[BEGIN RECORDS PROVIDED]
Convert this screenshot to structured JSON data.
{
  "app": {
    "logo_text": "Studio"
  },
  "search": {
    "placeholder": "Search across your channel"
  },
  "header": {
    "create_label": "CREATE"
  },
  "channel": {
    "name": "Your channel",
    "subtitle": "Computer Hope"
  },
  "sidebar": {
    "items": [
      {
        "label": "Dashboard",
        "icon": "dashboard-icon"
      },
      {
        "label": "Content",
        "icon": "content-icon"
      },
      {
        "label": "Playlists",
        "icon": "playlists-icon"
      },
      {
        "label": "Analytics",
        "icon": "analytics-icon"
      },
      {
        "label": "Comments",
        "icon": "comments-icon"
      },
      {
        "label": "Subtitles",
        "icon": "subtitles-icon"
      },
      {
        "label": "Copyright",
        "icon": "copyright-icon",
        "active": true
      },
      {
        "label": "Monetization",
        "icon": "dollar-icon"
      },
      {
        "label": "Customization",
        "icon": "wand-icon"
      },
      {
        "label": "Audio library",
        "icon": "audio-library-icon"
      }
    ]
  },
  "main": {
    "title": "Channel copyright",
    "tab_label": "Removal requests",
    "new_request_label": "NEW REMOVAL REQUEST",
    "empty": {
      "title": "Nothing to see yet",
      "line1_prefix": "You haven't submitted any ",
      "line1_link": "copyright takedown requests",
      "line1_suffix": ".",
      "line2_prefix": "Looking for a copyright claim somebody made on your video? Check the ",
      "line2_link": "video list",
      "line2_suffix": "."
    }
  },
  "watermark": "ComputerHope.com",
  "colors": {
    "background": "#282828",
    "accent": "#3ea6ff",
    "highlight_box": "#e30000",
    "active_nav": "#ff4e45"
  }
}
[END RECORDS PROVIDED]
## JOB
All of the entries above should be written out again exactly.

## SOLVED EXERCISE
Convert this screenshot to structured JSON data.
{
  "app": {
    "logo_text": "Studio"
  },
  "search": {
    "placeholder": "Search across your channel"
  },
  "header": {
    "create_label": "CREATE"
  },
  "channel": {
    "name": "Your channel",
    "subtitle": "Computer Hope"
  },
  "sidebar": {
    "items": [
      {
        "label": "Dashboard",
        "icon": "dashboard-icon"
      },
      {
        "label": "Content",
        "icon": "content-icon"
      },
      {
        "label": "Playlists",
        "icon": "playlists-icon"
      },
      {
        "label": "Analytics",
        "icon": "analytics-icon"
      },
      {
        "label": "Comments",
        "icon": "comments-icon"
      },
      {
        "label": "Subtitles",
        "icon": "subtitles-icon"
      },
      {
        "label": "Copyright",
        "icon": "copyright-icon",
        "active": true
      },
      {
        "label": "Monetization",
        "icon": "dollar-icon"
      },
      {
        "label": "Customization",
        "icon": "wand-icon"
      },
      {
        "label": "Audio library",
        "icon": "audio-library-icon"
      }
    ]
  },
  "main": {
    "title": "Channel copyright",
    "tab_label": "Removal requests",
    "new_request_label": "NEW REMOVAL REQUEST",
    "empty": {
      "title": "Nothing to see yet",
      "line1_prefix": "You haven't submitted any ",
      "line1_link": "copyright takedown requests",
      "line1_suffix": ".",
      "line2_prefix": "Looking for a copyright claim somebody made on your video? Check the ",
      "line2_link": "video list",
      "line2_suffix": "."
    }
  },
  "watermark": "ComputerHope.com",
  "colors": {
    "background": "#282828",
    "accent": "#3ea6ff",
    "highlight_box": "#e30000",
    "active_nav": "#ff4e45"
  }
}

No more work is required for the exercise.